> [DIRECTIONS]: Reproduce the part of the records that opens with the line containing "Extract all elements" and closes with the line containing "slide: WHITE BOX". Switch "Basis Path Testing" to "Basis Path Analysis" and leave everything else unchanged.

> [LISTING]:

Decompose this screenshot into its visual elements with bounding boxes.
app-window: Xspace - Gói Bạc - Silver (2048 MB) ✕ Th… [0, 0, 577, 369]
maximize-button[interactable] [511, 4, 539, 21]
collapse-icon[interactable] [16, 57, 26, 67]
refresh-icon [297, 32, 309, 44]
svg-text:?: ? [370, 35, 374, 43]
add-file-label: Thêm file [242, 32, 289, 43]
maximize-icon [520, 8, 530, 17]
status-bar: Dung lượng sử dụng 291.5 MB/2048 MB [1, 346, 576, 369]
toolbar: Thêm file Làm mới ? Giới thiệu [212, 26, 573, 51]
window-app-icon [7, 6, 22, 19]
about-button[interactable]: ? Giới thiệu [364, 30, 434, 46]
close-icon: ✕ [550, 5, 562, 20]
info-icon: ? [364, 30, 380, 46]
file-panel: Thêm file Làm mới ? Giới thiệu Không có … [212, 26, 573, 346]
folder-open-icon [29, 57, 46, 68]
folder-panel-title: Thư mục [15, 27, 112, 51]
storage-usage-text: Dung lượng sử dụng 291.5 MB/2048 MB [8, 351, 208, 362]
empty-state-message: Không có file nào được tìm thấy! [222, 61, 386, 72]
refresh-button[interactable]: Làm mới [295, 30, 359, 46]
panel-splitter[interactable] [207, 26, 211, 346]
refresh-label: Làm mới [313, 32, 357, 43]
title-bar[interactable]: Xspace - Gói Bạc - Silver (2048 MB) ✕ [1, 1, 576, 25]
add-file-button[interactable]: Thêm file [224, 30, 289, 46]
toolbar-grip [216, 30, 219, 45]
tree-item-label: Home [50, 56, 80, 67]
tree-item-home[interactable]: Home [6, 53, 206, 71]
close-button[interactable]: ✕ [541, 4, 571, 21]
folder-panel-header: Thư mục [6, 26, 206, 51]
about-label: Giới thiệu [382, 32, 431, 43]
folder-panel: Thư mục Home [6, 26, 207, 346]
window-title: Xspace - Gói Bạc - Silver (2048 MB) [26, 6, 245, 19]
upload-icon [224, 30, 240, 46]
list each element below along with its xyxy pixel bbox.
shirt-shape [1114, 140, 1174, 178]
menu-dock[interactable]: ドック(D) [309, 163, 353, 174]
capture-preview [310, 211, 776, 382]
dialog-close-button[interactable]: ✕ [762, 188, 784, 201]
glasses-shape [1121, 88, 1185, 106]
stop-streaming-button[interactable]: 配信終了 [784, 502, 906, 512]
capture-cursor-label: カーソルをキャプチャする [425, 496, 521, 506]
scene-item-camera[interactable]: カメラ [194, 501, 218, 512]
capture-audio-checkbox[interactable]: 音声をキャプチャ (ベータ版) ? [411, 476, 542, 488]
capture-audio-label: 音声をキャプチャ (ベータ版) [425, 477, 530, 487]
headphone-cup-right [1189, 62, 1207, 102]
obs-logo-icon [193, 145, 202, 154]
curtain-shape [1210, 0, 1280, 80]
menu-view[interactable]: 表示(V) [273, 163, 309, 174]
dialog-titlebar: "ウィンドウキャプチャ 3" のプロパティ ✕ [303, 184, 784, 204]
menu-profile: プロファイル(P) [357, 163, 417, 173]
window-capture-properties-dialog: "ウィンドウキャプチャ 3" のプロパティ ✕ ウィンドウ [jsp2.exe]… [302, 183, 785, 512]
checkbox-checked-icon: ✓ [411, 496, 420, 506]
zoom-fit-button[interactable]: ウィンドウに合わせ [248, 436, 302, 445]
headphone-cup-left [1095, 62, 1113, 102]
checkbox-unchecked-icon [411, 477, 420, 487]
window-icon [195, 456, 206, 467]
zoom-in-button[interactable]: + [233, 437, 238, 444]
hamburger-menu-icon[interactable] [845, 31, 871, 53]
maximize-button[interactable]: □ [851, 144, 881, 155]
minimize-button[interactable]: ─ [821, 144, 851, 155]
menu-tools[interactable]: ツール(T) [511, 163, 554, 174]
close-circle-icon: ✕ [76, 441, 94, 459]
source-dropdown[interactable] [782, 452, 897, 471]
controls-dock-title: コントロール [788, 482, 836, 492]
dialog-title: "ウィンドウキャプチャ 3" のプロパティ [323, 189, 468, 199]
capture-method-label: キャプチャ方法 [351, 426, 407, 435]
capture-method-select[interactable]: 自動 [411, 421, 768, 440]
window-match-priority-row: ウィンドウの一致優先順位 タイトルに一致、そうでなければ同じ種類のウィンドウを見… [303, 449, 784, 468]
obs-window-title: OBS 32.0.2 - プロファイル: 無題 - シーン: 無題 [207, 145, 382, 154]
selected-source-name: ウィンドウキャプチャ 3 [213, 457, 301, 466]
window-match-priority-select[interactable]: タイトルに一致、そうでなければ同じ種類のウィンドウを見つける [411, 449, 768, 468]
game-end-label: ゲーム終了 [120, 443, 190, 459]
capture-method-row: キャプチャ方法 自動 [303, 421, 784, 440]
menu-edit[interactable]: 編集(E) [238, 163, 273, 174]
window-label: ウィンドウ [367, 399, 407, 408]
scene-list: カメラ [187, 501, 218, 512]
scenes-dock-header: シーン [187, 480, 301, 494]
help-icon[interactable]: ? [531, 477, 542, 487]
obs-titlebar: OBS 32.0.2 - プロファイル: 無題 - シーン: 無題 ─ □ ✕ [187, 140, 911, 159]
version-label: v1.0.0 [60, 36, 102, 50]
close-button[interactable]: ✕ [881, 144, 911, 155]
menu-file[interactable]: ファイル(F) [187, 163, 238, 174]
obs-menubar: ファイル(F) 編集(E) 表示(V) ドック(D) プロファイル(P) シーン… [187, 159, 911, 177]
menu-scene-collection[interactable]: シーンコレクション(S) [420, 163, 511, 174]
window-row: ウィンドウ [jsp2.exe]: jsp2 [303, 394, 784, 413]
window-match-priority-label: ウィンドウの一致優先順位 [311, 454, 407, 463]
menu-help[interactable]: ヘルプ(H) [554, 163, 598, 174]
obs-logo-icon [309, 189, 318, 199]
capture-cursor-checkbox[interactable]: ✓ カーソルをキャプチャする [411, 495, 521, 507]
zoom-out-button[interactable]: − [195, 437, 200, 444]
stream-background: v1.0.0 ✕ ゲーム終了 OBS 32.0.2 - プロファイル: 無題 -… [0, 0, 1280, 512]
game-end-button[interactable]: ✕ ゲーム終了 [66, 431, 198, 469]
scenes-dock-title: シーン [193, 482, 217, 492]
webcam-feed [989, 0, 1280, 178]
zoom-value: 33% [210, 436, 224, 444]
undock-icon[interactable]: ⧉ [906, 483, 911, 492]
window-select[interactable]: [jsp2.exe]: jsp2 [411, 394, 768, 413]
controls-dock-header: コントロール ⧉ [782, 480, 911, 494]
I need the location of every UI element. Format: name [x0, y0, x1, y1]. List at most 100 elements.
---
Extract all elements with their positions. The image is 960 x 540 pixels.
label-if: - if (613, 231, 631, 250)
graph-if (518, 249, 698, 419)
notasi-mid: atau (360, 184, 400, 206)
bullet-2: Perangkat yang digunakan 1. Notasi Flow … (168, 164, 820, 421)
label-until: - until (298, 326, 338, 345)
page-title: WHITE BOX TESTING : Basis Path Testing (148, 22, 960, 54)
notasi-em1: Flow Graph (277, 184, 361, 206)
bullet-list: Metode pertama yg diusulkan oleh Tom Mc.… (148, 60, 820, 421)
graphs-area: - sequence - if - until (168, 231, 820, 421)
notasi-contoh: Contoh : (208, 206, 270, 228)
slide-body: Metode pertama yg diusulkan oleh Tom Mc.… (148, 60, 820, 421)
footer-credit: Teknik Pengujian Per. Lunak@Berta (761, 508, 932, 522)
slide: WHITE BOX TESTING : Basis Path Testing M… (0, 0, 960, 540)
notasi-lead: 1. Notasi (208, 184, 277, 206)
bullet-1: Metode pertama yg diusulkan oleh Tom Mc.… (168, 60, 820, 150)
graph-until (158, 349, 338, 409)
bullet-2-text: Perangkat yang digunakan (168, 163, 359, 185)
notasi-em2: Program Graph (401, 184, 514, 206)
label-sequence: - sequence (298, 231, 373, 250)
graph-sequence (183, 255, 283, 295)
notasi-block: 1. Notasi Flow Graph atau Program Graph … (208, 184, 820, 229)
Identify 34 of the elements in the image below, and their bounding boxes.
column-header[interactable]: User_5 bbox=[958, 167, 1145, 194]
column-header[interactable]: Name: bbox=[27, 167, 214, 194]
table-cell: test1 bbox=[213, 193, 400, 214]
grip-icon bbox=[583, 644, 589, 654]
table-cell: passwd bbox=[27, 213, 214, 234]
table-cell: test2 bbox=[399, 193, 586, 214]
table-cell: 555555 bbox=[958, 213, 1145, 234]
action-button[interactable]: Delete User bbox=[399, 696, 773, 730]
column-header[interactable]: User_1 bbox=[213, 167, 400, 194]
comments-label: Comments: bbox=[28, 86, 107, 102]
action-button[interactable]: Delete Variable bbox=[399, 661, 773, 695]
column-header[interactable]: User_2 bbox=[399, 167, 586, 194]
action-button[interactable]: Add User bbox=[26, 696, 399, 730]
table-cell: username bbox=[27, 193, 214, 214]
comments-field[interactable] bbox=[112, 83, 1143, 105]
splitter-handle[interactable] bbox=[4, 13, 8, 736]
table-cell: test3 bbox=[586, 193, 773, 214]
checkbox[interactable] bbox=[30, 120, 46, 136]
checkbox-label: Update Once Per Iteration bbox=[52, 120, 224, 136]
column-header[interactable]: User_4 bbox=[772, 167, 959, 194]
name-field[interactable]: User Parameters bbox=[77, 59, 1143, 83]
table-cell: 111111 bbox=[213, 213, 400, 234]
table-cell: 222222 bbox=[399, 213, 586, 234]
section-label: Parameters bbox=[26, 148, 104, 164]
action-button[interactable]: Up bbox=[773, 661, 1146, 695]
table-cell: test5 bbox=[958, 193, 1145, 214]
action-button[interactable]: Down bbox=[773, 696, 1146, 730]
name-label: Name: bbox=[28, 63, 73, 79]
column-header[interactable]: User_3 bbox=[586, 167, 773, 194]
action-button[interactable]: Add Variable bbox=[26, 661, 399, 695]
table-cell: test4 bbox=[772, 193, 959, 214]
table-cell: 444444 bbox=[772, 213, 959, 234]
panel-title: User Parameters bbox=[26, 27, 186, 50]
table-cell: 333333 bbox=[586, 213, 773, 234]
* * *
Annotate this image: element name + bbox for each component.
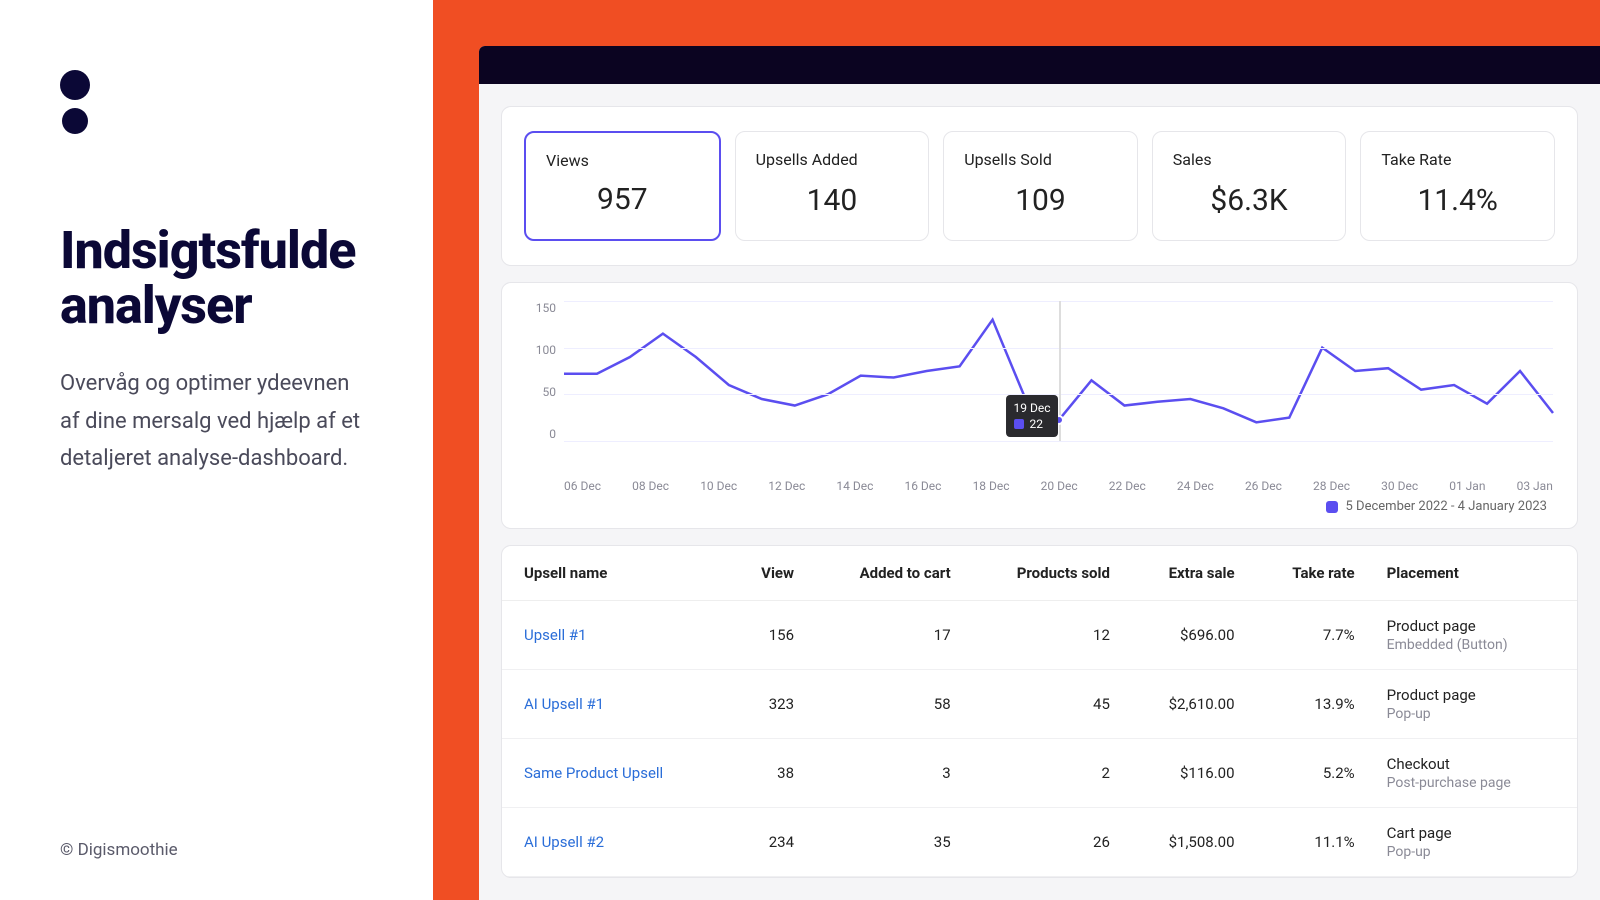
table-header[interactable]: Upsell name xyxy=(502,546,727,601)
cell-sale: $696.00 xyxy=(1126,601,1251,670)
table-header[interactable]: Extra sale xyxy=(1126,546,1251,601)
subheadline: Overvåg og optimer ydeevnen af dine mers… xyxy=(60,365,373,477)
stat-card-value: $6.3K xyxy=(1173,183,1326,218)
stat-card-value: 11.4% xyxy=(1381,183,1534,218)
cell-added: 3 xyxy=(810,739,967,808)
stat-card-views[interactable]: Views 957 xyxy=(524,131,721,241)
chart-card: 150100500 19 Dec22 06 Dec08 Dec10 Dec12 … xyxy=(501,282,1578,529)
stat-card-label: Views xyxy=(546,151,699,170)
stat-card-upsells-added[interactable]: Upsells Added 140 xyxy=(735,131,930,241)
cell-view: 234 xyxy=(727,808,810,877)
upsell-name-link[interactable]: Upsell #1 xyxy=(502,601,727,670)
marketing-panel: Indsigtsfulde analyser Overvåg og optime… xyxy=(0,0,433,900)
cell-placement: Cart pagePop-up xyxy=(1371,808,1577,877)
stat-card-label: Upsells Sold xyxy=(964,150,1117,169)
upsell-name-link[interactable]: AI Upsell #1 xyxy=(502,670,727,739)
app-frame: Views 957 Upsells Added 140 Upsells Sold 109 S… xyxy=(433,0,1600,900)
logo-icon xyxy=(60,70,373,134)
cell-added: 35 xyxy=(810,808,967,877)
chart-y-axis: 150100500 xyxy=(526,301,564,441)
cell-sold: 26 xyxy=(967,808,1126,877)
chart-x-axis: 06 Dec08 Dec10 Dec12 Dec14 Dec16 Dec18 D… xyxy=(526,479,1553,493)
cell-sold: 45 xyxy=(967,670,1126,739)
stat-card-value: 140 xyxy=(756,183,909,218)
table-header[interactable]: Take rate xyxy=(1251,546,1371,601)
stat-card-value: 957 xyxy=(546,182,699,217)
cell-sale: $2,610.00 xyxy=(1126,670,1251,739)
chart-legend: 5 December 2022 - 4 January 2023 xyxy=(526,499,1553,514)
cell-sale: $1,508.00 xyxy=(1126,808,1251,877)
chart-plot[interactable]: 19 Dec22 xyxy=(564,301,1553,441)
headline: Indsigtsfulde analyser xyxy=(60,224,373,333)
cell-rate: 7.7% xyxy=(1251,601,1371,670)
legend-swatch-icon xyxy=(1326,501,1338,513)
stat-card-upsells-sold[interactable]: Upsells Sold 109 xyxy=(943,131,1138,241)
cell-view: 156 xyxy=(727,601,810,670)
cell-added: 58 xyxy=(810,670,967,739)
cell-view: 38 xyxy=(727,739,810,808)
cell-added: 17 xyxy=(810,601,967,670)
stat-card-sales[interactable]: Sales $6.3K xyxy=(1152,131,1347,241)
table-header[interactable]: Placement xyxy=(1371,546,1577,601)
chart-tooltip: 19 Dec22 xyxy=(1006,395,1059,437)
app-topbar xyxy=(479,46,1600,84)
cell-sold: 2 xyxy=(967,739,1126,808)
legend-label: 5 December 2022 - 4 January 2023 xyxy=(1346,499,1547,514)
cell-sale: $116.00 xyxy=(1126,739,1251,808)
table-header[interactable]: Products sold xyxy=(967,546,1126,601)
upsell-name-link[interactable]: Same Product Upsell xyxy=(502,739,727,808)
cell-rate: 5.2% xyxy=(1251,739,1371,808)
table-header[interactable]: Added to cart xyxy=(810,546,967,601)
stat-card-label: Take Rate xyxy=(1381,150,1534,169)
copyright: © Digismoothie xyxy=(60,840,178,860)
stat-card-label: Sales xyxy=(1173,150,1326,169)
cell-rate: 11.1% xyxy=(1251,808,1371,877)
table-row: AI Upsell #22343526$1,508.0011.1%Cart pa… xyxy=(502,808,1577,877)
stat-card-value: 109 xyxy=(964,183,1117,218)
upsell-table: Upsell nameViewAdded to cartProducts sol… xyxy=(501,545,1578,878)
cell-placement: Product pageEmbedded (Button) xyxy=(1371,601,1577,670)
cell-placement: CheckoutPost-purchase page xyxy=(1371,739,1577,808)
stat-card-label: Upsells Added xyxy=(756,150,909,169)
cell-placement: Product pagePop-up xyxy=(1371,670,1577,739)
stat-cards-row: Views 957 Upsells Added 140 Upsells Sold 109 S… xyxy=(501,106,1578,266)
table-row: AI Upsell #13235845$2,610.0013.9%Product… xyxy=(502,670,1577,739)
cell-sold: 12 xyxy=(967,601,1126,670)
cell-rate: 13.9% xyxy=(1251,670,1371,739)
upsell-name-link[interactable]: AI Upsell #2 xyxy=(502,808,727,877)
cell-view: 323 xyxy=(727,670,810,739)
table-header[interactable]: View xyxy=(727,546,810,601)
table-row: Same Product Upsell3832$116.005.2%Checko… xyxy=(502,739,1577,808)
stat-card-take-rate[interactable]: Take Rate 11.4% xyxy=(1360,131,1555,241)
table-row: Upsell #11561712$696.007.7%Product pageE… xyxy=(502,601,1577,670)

> [TASK SOLUTION]:
Extract all elements with their positions. The image is 960 x 540 pixels.
label-if: - if (613, 231, 631, 250)
graph-if (518, 249, 698, 419)
notasi-mid: atau (360, 184, 400, 206)
bullet-2: Perangkat yang digunakan 1. Notasi Flow … (168, 164, 820, 421)
label-until: - until (298, 326, 338, 345)
page-title: WHITE BOX TESTING : Basis Path Analysis (148, 22, 960, 54)
notasi-em1: Flow Graph (277, 184, 361, 206)
bullet-list: Metode pertama yg diusulkan oleh Tom Mc.… (148, 60, 820, 421)
graphs-area: - sequence - if - until (168, 231, 820, 421)
notasi-contoh: Contoh : (208, 206, 270, 228)
slide-body: Metode pertama yg diusulkan oleh Tom Mc.… (148, 60, 820, 421)
footer-credit: Teknik Pengujian Per. Lunak@Berta (761, 508, 932, 522)
slide: WHITE BOX TESTING : Basis Path Analysis M… (0, 0, 960, 540)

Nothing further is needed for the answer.